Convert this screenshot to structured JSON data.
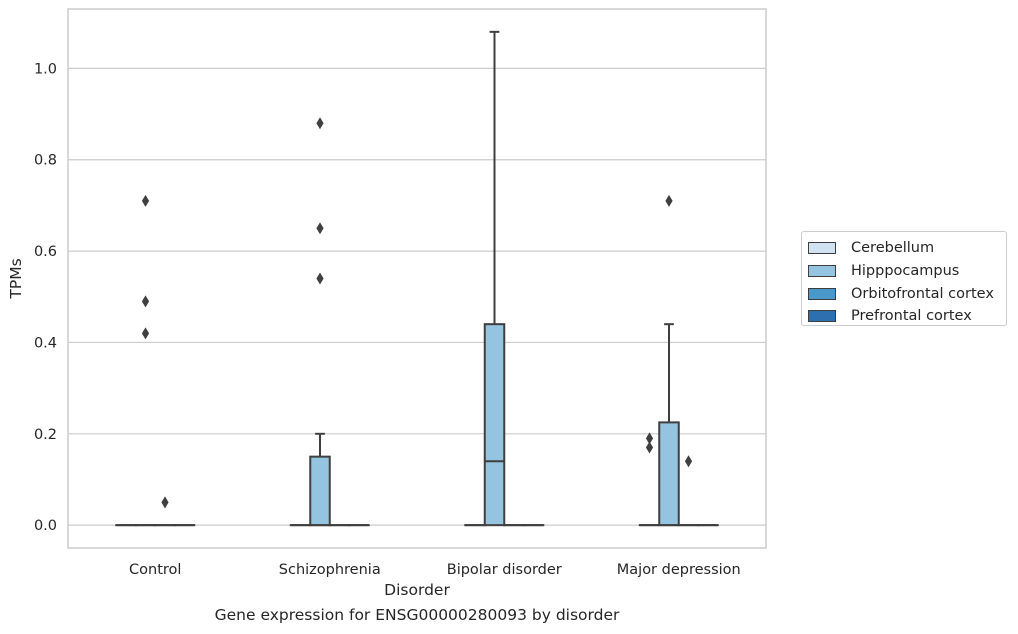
{
  "figure": {
    "caption": "Gene expression for ENSG00000280093 by disorder"
  },
  "chart_data": {
    "type": "boxplot",
    "xlabel": "Disorder",
    "ylabel": "TPMs",
    "ylim": [
      -0.05,
      1.13
    ],
    "yticks": [
      "0.0",
      "0.2",
      "0.4",
      "0.6",
      "0.8",
      "1.0"
    ],
    "grid": "horizontal",
    "legend_position": "right",
    "categories": [
      "Control",
      "Schizophrenia",
      "Bipolar disorder",
      "Major depression"
    ],
    "series": [
      {
        "name": "Cerebellum",
        "color": "#d0e1f2",
        "boxes": [
          {
            "q1": 0,
            "median": 0,
            "q3": 0,
            "whislo": 0,
            "whishi": 0,
            "fliers": []
          },
          {
            "q1": 0,
            "median": 0,
            "q3": 0,
            "whislo": 0,
            "whishi": 0,
            "fliers": []
          },
          {
            "q1": 0,
            "median": 0,
            "q3": 0,
            "whislo": 0,
            "whishi": 0,
            "fliers": []
          },
          {
            "q1": 0,
            "median": 0,
            "q3": 0,
            "whislo": 0,
            "whishi": 0,
            "fliers": [
              0.19,
              0.17
            ]
          }
        ]
      },
      {
        "name": "Hipppocampus",
        "color": "#94c4df",
        "boxes": [
          {
            "q1": 0,
            "median": 0,
            "q3": 0,
            "whislo": 0,
            "whishi": 0,
            "fliers": [
              0.71,
              0.49,
              0.42
            ]
          },
          {
            "q1": 0,
            "median": 0,
            "q3": 0.15,
            "whislo": 0,
            "whishi": 0.2,
            "fliers": [
              0.88,
              0.65,
              0.54
            ]
          },
          {
            "q1": 0,
            "median": 0.14,
            "q3": 0.44,
            "whislo": 0,
            "whishi": 1.08,
            "fliers": []
          },
          {
            "q1": 0,
            "median": 0,
            "q3": 0.225,
            "whislo": 0,
            "whishi": 0.44,
            "fliers": [
              0.71
            ]
          }
        ]
      },
      {
        "name": "Orbitofrontal cortex",
        "color": "#4a98c9",
        "boxes": [
          {
            "q1": 0,
            "median": 0,
            "q3": 0,
            "whislo": 0,
            "whishi": 0,
            "fliers": [
              0.05
            ]
          },
          {
            "q1": 0,
            "median": 0,
            "q3": 0,
            "whislo": 0,
            "whishi": 0,
            "fliers": []
          },
          {
            "q1": 0,
            "median": 0,
            "q3": 0,
            "whislo": 0,
            "whishi": 0,
            "fliers": []
          },
          {
            "q1": 0,
            "median": 0,
            "q3": 0,
            "whislo": 0,
            "whishi": 0,
            "fliers": [
              0.14
            ]
          }
        ]
      },
      {
        "name": "Prefrontal cortex",
        "color": "#2e6fb0",
        "boxes": [
          {
            "q1": 0,
            "median": 0,
            "q3": 0,
            "whislo": 0,
            "whishi": 0,
            "fliers": []
          },
          {
            "q1": 0,
            "median": 0,
            "q3": 0,
            "whislo": 0,
            "whishi": 0,
            "fliers": []
          },
          {
            "q1": 0,
            "median": 0,
            "q3": 0,
            "whislo": 0,
            "whishi": 0,
            "fliers": []
          },
          {
            "q1": 0,
            "median": 0,
            "q3": 0,
            "whislo": 0,
            "whishi": 0,
            "fliers": []
          }
        ]
      }
    ]
  }
}
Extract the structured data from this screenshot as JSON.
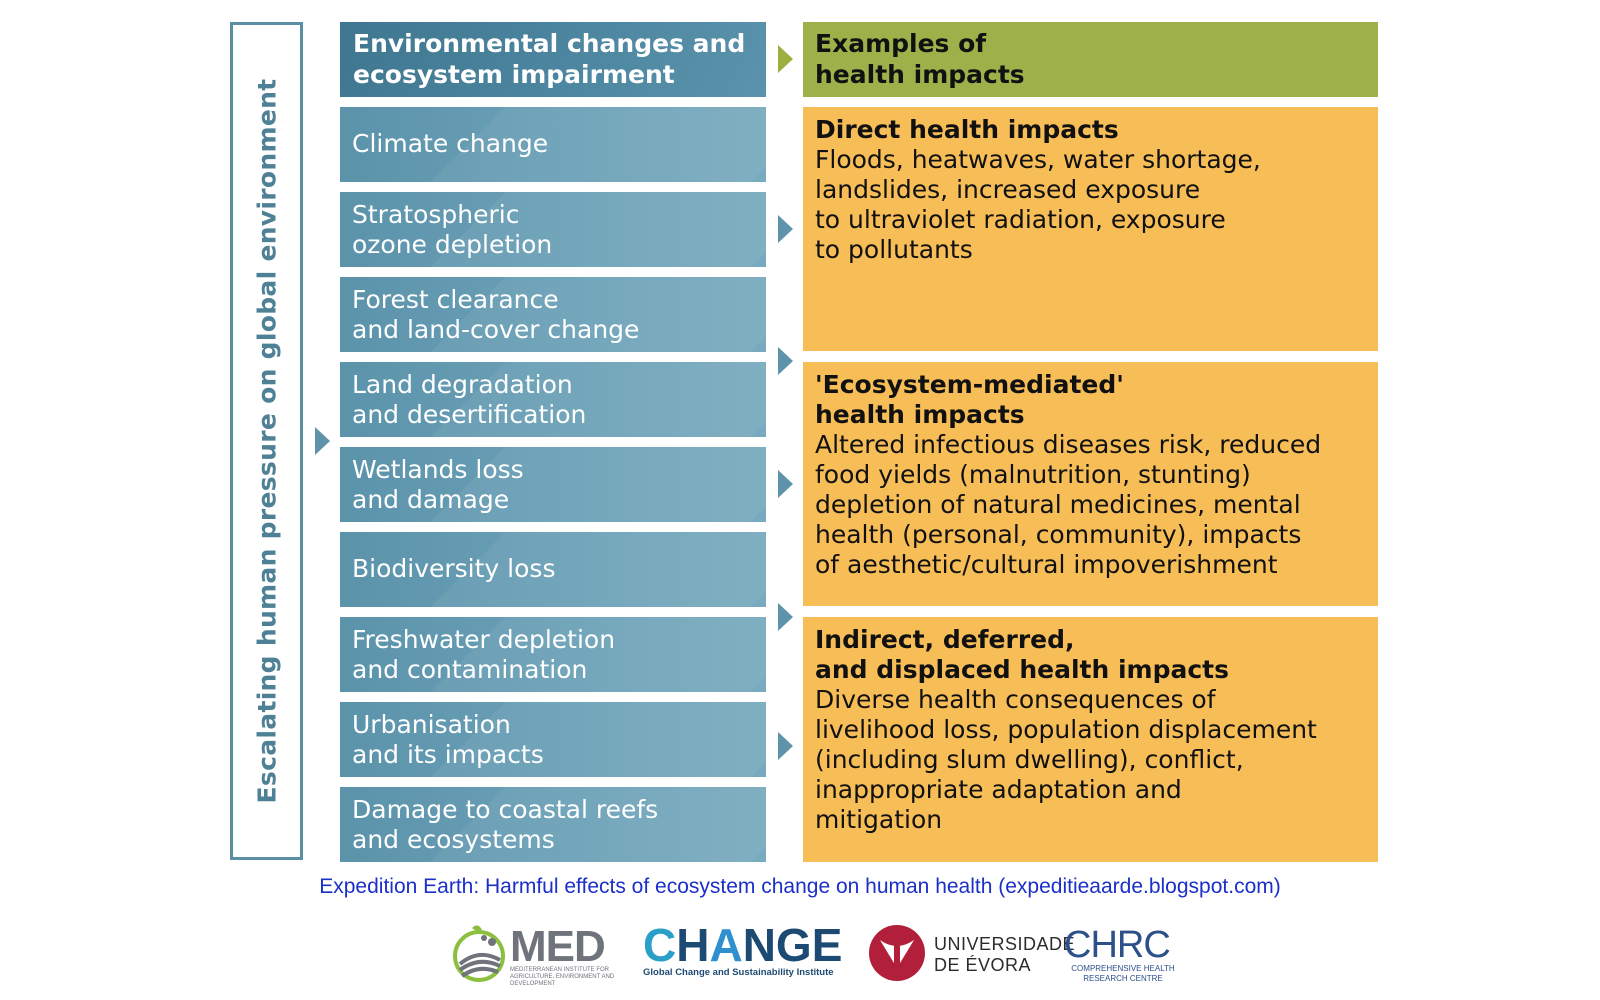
{
  "side": {
    "label": "Escalating human pressure on global environment"
  },
  "environment": {
    "header": [
      "Environmental changes and",
      "ecosystem impairment"
    ],
    "items": [
      [
        "Climate change"
      ],
      [
        "Stratospheric",
        "ozone depletion"
      ],
      [
        "Forest clearance",
        "and land-cover change"
      ],
      [
        "Land degradation",
        "and desertification"
      ],
      [
        "Wetlands loss",
        "and damage"
      ],
      [
        "Biodiversity loss"
      ],
      [
        "Freshwater depletion",
        "and contamination"
      ],
      [
        "Urbanisation",
        "and its impacts"
      ],
      [
        "Damage to coastal reefs",
        "and ecosystems"
      ]
    ]
  },
  "health": {
    "header": [
      "Examples of",
      "health impacts"
    ],
    "direct": {
      "title": [
        "Direct health impacts"
      ],
      "body": [
        "Floods, heatwaves, water shortage,",
        "landslides, increased exposure",
        "to ultraviolet radiation, exposure",
        "to pollutants"
      ]
    },
    "ecosystem": {
      "title": [
        "'Ecosystem-mediated'",
        "health impacts"
      ],
      "body": [
        "Altered infectious diseases risk, reduced",
        "food yields (malnutrition, stunting)",
        "depletion of natural medicines, mental",
        "health (personal, community), impacts",
        "of aesthetic/cultural impoverishment"
      ]
    },
    "indirect": {
      "title": [
        "Indirect, deferred,",
        "and displaced health impacts"
      ],
      "body": [
        "Diverse health consequences of",
        "livelihood loss, population displacement",
        "(including slum dwelling), conflict,",
        "inappropriate adaptation and",
        "mitigation"
      ]
    }
  },
  "caption": "Expedition Earth: Harmful effects of ecosystem change on human health (expeditieaarde.blogspot.com)",
  "logos": {
    "med": {
      "name": "MED",
      "subtitle": "MEDITERRANEAN INSTITUTE FOR AGRICULTURE, ENVIRONMENT AND DEVELOPMENT"
    },
    "change": {
      "c": "C",
      "h": "H",
      "a": "A",
      "nge": "NGE",
      "subtitle": "Global Change and Sustainability Institute"
    },
    "uevora": {
      "line1": "UNIVERSIDADE",
      "line2": "DE ÉVORA"
    },
    "chrc": {
      "name": "CHRC",
      "subtitle1": "COMPREHENSIVE HEALTH",
      "subtitle2": "RESEARCH CENTRE"
    }
  },
  "colors": {
    "env_blue": "#5b93ab",
    "env_header": "#3f7690",
    "health_header": "#9db14b",
    "health_box": "#f7bd57",
    "caption": "#1b2fc9"
  }
}
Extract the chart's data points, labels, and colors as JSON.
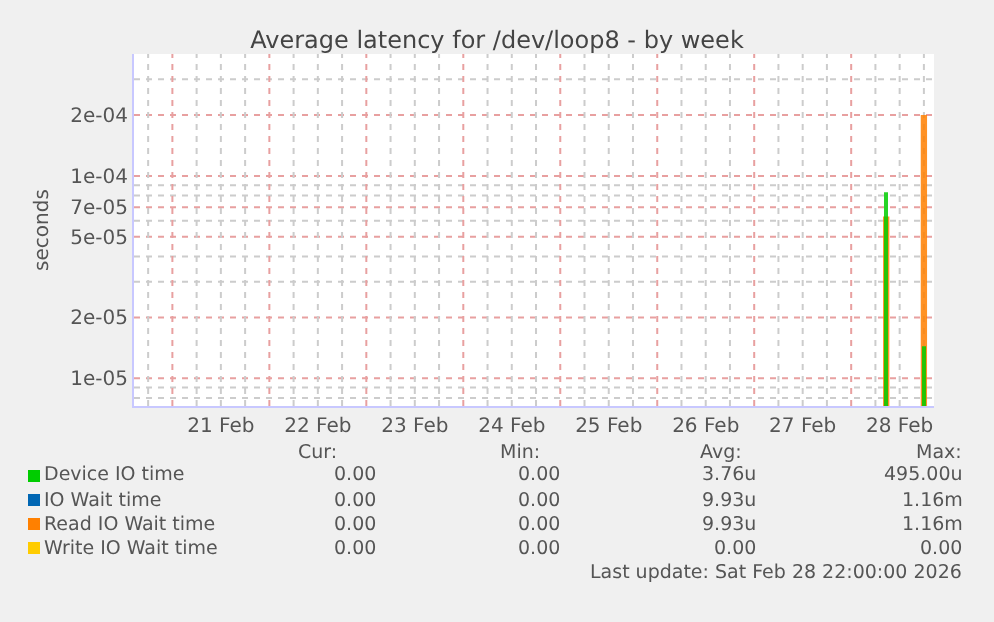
{
  "chart_data": {
    "type": "bar",
    "title": "Average latency for /dev/loop8 - by week",
    "ylabel": "seconds",
    "log": "y",
    "grid": true,
    "legend": "bottom left",
    "xlim": [
      "2026-02-20T14:30",
      "2026-02-28T20:30"
    ],
    "xticks": [
      {
        "value": "2026-02-21T12:00",
        "label": "21 Feb"
      },
      {
        "value": "2026-02-22T12:00",
        "label": "22 Feb"
      },
      {
        "value": "2026-02-23T12:00",
        "label": "23 Feb"
      },
      {
        "value": "2026-02-24T12:00",
        "label": "24 Feb"
      },
      {
        "value": "2026-02-25T12:00",
        "label": "25 Feb"
      },
      {
        "value": "2026-02-26T12:00",
        "label": "26 Feb"
      },
      {
        "value": "2026-02-27T12:00",
        "label": "27 Feb"
      },
      {
        "value": "2026-02-28T12:00",
        "label": "28 Feb"
      }
    ],
    "ylim": [
      7.3e-06,
      0.0004
    ],
    "yticks": [
      {
        "value": 8e-06,
        "label": null
      },
      {
        "value": 9e-06,
        "label": null
      },
      {
        "value": 1e-05,
        "label": "1e-05"
      },
      {
        "value": 2e-05,
        "label": "2e-05"
      },
      {
        "value": 3e-05,
        "label": null
      },
      {
        "value": 4e-05,
        "label": null
      },
      {
        "value": 5e-05,
        "label": "5e-05"
      },
      {
        "value": 6e-05,
        "label": null
      },
      {
        "value": 7e-05,
        "label": "7e-05"
      },
      {
        "value": 8e-05,
        "label": null
      },
      {
        "value": 9e-05,
        "label": null
      },
      {
        "value": 0.0001,
        "label": "1e-04"
      },
      {
        "value": 0.0002,
        "label": "2e-04"
      },
      {
        "value": 0.0003,
        "label": null
      }
    ],
    "x": [
      "2026-02-28T08:40",
      "2026-02-28T18:00"
    ],
    "series": [
      {
        "name": "Device IO time",
        "color": "#00cc00",
        "values": [
          8.3e-05,
          1.44e-05
        ]
      },
      {
        "name": "IO Wait time",
        "color": "#0066b3",
        "values": [
          null,
          null
        ]
      },
      {
        "name": "Read IO Wait time",
        "color": "#ff8000",
        "values": [
          6.3e-05,
          0.0002
        ]
      },
      {
        "name": "Write IO Wait time",
        "color": "#ffcc00",
        "values": [
          null,
          null
        ]
      }
    ],
    "annotations": [
      "Cur:",
      "Min:",
      "Avg:",
      "Max:",
      "0.00",
      "0.00",
      "3.76u",
      "495.00u",
      "0.00",
      "0.00",
      "9.93u",
      "1.16m",
      "0.00",
      "0.00",
      "9.93u",
      "1.16m",
      "0.00",
      "0.00",
      "0.00",
      "0.00",
      "Last update: Sat Feb 28 22:00:00 2026"
    ]
  }
}
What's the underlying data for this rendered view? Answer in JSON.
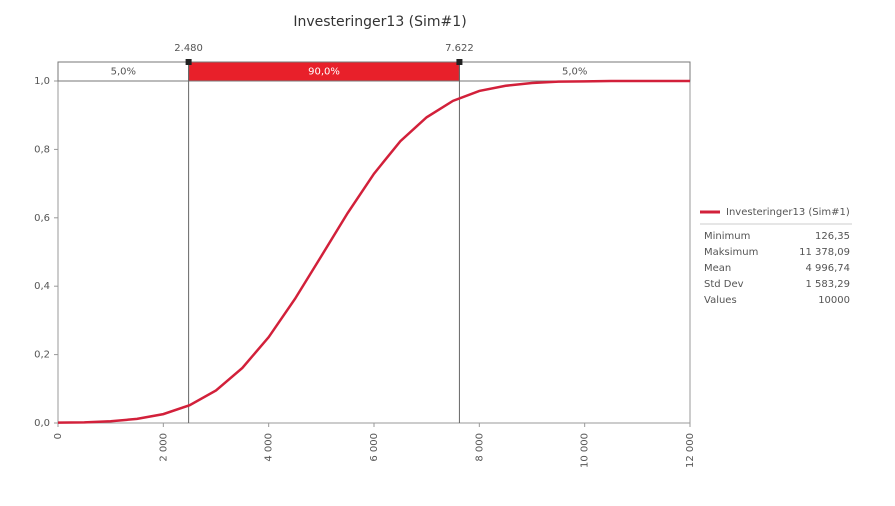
{
  "chart_data": {
    "type": "line",
    "title": "Investeringer13 (Sim#1)",
    "xlim": [
      0,
      12000
    ],
    "ylim": [
      0,
      1
    ],
    "xticks": [
      0,
      {
        "value": 2000,
        "label": "2 000"
      },
      {
        "value": 4000,
        "label": "4 000"
      },
      {
        "value": 6000,
        "label": "6 000"
      },
      {
        "value": 8000,
        "label": "8 000"
      },
      {
        "value": 10000,
        "label": "10 000"
      },
      {
        "value": 12000,
        "label": "12 000"
      }
    ],
    "yticks": [
      {
        "value": 0,
        "label": "0,0"
      },
      {
        "value": 0.2,
        "label": "0,2"
      },
      {
        "value": 0.4,
        "label": "0,4"
      },
      {
        "value": 0.6,
        "label": "0,6"
      },
      {
        "value": 0.8,
        "label": "0,8"
      },
      {
        "value": 1,
        "label": "1,0"
      }
    ],
    "delimiters": [
      {
        "value": 2480,
        "label": "2.480"
      },
      {
        "value": 7622,
        "label": "7.622"
      }
    ],
    "bands": {
      "values": [
        5,
        90,
        5
      ],
      "value_labels": [
        "5,0%",
        "90,0%",
        "5,0%"
      ],
      "colors": [
        "#ffffff",
        "#e8202a",
        "#ffffff"
      ]
    },
    "series": [
      {
        "name": "Investeringer13 (Sim#1)",
        "color": "#d2203a",
        "x": [
          0,
          500,
          1000,
          1500,
          2000,
          2500,
          3000,
          3500,
          4000,
          4500,
          5000,
          5500,
          6000,
          6500,
          7000,
          7500,
          8000,
          8500,
          9000,
          9500,
          10000,
          10500,
          11000,
          11500,
          12000
        ],
        "values": [
          0.001,
          0.002,
          0.005,
          0.012,
          0.026,
          0.052,
          0.095,
          0.161,
          0.251,
          0.363,
          0.488,
          0.614,
          0.729,
          0.824,
          0.894,
          0.942,
          0.971,
          0.986,
          0.994,
          0.998,
          0.999,
          1,
          1,
          1,
          1
        ]
      }
    ],
    "stats": [
      {
        "label": "Minimum",
        "value": "126,35"
      },
      {
        "label": "Maksimum",
        "value": "11 378,09"
      },
      {
        "label": "Mean",
        "value": "4 996,74"
      },
      {
        "label": "Std Dev",
        "value": "1 583,29"
      },
      {
        "label": "Values",
        "value": "10000"
      }
    ]
  }
}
********
• **Your objective**
Pull every line containing "cortex" from the data.

• **Result of the exercise**
        "name": "Orbitofrontal cortex",
        "name": "Prefrontal cortex",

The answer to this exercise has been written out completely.